→ **TASK DATA**

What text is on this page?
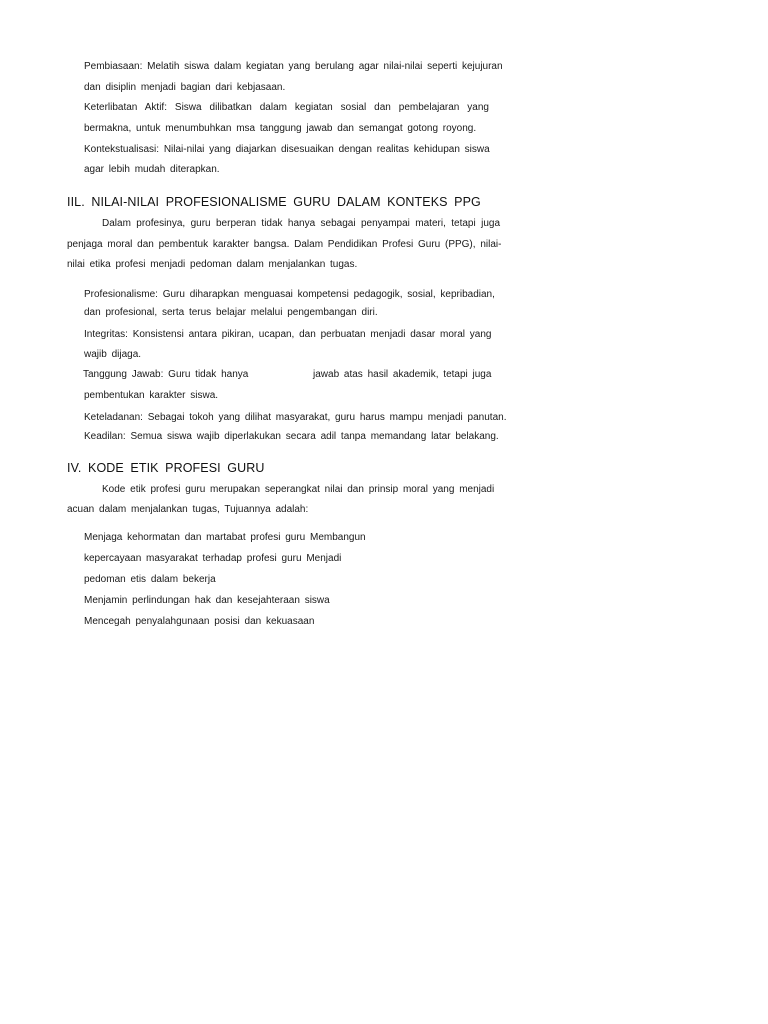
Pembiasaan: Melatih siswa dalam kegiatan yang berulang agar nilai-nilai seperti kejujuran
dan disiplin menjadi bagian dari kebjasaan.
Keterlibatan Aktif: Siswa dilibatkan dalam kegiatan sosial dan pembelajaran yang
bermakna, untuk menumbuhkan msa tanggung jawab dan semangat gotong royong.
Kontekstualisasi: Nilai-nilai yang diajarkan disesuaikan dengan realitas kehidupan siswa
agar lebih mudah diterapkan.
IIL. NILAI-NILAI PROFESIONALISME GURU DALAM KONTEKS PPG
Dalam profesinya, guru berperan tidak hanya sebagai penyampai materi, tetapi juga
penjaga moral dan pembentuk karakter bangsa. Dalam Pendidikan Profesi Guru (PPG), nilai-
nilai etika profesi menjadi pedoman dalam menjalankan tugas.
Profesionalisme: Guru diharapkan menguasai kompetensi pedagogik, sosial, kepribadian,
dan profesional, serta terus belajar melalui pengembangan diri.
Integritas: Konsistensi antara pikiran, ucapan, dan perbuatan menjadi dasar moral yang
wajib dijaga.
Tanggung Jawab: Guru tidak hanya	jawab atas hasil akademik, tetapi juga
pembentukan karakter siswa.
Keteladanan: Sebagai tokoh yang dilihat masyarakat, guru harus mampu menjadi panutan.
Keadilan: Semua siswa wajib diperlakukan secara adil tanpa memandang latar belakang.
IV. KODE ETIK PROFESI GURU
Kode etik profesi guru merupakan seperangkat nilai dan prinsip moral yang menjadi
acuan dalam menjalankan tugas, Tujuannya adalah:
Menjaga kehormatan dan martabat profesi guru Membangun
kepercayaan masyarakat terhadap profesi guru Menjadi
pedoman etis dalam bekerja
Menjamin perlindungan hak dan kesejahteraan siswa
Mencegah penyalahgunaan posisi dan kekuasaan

==

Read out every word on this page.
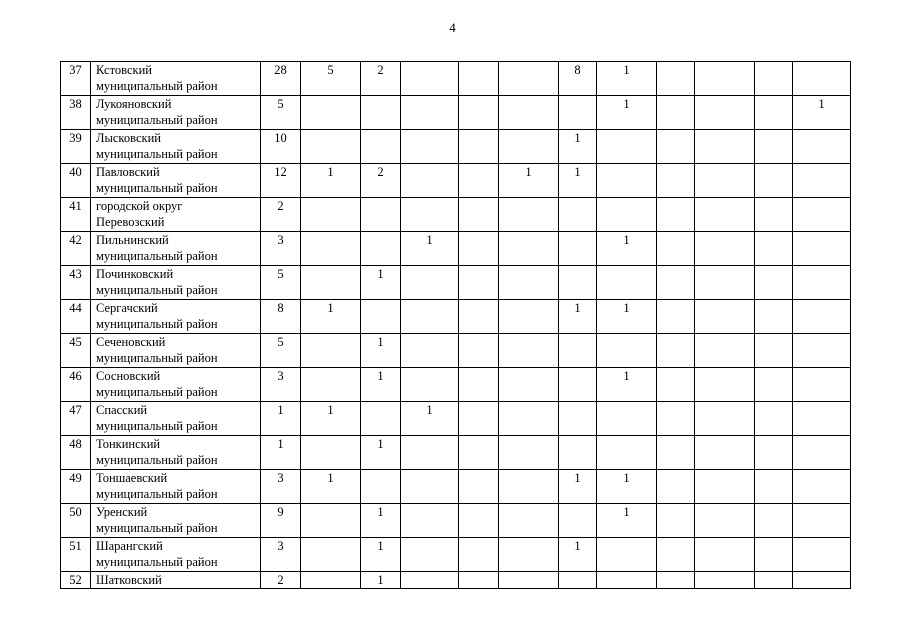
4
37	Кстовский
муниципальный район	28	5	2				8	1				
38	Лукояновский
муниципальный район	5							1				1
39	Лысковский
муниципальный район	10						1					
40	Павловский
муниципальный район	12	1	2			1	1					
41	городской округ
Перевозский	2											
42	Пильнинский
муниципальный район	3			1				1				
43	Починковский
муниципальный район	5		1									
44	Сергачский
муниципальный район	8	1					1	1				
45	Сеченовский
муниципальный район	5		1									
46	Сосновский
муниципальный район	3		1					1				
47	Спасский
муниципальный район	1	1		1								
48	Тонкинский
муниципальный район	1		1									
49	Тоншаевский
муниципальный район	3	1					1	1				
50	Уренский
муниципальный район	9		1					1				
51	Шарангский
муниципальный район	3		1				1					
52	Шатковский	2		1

→ **STATED PROBLEM**
In the entries above, count each line holding "sosial" and report the total and nothing more.

→ **FULL SOLUTION**
2